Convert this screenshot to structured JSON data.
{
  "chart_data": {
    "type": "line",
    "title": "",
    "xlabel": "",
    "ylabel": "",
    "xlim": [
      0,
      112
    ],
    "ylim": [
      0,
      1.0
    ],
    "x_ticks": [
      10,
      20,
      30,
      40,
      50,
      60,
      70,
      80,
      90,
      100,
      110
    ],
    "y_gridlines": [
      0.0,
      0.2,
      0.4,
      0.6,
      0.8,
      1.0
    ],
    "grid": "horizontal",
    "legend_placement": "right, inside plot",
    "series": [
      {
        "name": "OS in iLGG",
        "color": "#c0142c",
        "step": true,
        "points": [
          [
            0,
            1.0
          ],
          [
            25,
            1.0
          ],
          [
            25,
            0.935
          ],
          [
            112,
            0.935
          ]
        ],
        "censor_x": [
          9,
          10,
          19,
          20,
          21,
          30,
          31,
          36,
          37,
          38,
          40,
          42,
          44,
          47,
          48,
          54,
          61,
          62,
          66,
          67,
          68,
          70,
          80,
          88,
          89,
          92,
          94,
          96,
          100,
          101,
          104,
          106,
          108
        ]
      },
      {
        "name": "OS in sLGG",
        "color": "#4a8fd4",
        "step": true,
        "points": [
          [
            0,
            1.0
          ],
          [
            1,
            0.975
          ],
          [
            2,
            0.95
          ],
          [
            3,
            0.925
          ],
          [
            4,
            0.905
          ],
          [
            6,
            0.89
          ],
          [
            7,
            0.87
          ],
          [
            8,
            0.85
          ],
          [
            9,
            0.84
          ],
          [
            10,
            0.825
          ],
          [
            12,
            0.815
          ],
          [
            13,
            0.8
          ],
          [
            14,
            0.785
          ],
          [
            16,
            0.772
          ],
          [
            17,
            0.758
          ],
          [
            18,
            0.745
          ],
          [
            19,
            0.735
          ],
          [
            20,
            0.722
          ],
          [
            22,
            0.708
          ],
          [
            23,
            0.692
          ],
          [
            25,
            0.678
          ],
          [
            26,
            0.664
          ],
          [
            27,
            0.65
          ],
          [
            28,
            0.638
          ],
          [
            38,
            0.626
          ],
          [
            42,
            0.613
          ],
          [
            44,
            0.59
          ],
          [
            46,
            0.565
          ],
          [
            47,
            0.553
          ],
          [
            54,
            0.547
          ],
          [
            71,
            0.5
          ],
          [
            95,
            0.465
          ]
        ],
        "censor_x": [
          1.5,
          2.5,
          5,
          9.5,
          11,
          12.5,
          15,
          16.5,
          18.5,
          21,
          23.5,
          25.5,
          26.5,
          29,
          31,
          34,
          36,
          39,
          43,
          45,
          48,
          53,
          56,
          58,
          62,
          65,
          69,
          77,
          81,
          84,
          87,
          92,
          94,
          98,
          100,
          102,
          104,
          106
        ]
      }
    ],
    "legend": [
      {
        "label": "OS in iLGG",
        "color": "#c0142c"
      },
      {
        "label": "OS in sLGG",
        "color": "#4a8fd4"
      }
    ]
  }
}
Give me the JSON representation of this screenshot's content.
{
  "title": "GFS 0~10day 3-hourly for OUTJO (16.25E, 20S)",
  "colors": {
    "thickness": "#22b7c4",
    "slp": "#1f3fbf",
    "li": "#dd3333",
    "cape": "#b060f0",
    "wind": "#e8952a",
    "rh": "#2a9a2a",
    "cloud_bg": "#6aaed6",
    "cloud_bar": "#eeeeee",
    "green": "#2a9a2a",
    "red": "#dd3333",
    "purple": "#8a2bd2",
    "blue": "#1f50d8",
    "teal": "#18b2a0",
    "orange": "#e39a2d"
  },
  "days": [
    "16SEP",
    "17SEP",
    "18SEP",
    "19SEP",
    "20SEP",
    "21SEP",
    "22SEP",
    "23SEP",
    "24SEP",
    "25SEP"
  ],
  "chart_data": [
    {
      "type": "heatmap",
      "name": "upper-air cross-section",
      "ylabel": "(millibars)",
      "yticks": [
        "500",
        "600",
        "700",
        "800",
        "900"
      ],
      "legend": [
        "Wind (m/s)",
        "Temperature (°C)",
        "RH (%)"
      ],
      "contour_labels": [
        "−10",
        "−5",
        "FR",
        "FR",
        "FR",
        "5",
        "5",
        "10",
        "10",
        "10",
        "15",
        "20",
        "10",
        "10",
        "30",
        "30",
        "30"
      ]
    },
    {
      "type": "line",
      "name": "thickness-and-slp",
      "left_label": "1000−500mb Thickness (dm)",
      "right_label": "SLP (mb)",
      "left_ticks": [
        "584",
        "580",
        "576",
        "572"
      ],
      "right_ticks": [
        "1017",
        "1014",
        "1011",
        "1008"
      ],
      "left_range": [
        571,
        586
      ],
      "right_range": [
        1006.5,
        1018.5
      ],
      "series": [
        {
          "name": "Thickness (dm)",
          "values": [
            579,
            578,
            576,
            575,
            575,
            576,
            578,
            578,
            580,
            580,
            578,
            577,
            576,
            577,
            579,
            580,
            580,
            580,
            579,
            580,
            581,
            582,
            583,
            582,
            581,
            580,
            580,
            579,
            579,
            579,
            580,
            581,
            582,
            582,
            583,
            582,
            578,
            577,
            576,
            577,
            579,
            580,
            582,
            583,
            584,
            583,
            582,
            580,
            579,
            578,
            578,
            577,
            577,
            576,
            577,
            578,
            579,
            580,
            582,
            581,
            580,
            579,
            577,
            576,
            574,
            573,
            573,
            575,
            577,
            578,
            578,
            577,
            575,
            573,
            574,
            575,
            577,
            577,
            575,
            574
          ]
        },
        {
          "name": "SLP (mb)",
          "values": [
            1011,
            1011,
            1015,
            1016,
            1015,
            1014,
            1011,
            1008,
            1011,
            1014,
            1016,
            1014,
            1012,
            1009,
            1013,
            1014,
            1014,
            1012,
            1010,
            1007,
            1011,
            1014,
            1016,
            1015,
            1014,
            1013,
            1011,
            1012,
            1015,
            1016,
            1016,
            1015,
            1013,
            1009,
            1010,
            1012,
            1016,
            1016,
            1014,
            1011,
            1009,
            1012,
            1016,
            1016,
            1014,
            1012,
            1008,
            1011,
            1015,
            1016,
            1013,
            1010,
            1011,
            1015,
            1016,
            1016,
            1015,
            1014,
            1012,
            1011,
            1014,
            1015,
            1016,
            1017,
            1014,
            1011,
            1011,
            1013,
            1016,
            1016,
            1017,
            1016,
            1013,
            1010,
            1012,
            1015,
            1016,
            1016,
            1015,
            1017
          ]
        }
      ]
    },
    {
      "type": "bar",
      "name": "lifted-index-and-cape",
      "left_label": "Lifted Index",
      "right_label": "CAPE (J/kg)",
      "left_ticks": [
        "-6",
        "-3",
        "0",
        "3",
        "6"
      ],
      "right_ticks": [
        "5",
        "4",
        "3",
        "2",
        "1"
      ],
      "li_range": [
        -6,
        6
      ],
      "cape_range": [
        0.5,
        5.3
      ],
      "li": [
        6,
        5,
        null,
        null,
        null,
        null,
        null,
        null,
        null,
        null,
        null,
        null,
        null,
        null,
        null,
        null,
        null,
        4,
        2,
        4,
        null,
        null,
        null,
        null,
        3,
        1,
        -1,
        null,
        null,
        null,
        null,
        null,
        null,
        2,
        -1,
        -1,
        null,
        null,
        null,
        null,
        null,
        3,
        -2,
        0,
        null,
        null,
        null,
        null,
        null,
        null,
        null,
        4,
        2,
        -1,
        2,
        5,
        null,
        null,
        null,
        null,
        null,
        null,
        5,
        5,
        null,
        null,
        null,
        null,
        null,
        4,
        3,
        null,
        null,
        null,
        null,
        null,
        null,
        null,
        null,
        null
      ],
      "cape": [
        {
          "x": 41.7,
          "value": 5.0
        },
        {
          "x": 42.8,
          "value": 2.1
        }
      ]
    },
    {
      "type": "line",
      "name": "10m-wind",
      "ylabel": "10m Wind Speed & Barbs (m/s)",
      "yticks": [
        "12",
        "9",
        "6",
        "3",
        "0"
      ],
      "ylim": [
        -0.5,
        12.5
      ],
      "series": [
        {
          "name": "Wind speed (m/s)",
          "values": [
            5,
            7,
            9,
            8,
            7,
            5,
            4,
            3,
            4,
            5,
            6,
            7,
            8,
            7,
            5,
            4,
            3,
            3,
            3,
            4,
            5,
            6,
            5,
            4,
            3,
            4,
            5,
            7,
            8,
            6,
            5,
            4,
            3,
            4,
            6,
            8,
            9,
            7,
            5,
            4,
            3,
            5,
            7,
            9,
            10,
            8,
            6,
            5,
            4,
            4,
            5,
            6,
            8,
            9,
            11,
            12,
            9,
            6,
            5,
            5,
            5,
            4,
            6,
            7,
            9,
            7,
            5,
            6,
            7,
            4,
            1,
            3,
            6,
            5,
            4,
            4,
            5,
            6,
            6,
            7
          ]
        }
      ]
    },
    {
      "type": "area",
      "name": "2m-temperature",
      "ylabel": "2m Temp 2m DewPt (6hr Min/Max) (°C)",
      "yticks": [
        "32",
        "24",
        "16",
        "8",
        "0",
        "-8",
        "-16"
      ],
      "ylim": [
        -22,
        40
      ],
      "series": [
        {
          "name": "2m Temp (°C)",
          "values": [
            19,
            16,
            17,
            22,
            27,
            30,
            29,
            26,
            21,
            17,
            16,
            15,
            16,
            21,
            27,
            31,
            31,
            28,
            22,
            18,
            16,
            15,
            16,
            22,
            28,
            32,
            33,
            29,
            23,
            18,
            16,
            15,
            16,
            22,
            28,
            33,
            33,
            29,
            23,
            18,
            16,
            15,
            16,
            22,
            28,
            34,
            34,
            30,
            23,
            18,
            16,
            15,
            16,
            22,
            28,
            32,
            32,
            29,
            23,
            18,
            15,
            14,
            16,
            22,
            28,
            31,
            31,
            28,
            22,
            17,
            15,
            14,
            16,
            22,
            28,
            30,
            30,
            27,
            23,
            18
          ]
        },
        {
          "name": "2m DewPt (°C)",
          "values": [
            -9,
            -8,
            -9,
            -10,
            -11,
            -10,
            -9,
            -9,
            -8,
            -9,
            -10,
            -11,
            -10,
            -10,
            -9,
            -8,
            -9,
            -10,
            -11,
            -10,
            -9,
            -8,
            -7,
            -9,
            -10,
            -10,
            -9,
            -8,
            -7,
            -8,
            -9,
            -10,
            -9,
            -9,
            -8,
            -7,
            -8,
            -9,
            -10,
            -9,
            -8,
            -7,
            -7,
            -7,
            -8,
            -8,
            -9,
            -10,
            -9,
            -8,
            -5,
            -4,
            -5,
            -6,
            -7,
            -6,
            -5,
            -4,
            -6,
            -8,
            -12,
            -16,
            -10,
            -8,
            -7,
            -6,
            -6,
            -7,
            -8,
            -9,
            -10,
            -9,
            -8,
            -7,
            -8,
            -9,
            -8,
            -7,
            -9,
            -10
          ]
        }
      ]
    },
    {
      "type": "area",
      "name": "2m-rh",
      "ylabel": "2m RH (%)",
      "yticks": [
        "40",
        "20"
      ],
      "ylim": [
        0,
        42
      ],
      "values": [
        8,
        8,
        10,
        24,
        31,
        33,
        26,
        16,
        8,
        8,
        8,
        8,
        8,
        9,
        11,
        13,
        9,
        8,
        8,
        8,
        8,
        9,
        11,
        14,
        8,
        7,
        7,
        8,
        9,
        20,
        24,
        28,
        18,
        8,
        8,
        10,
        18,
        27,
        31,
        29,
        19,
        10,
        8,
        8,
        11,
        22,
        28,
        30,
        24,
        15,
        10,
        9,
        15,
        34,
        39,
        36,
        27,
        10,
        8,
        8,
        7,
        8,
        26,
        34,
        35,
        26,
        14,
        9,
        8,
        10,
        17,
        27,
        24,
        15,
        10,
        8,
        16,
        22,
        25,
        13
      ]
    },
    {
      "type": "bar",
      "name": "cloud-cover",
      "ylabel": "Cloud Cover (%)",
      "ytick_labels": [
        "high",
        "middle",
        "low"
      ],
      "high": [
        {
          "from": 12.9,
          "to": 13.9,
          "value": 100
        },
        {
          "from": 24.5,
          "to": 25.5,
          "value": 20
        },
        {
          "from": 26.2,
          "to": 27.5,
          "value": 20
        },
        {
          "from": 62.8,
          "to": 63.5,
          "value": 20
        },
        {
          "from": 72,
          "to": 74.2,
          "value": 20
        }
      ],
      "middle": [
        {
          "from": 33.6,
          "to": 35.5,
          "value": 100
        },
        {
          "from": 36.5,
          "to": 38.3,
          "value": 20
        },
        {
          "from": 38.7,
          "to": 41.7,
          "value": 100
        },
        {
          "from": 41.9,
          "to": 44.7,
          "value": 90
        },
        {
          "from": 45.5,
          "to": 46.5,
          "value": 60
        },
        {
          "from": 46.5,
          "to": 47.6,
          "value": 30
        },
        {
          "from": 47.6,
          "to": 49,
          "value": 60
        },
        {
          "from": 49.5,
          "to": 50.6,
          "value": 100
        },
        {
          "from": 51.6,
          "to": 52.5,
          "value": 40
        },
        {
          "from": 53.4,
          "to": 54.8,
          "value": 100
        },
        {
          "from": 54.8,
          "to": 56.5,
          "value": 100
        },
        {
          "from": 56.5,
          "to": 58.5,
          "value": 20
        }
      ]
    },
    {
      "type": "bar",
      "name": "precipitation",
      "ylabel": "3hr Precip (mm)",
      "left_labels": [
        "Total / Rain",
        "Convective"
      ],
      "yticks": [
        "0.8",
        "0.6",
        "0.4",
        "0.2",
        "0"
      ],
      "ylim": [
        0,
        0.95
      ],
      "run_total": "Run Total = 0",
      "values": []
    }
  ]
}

######

Find every line that includes the string "title". Report how many there are and nothing else.

* **Result for this exercise**: 2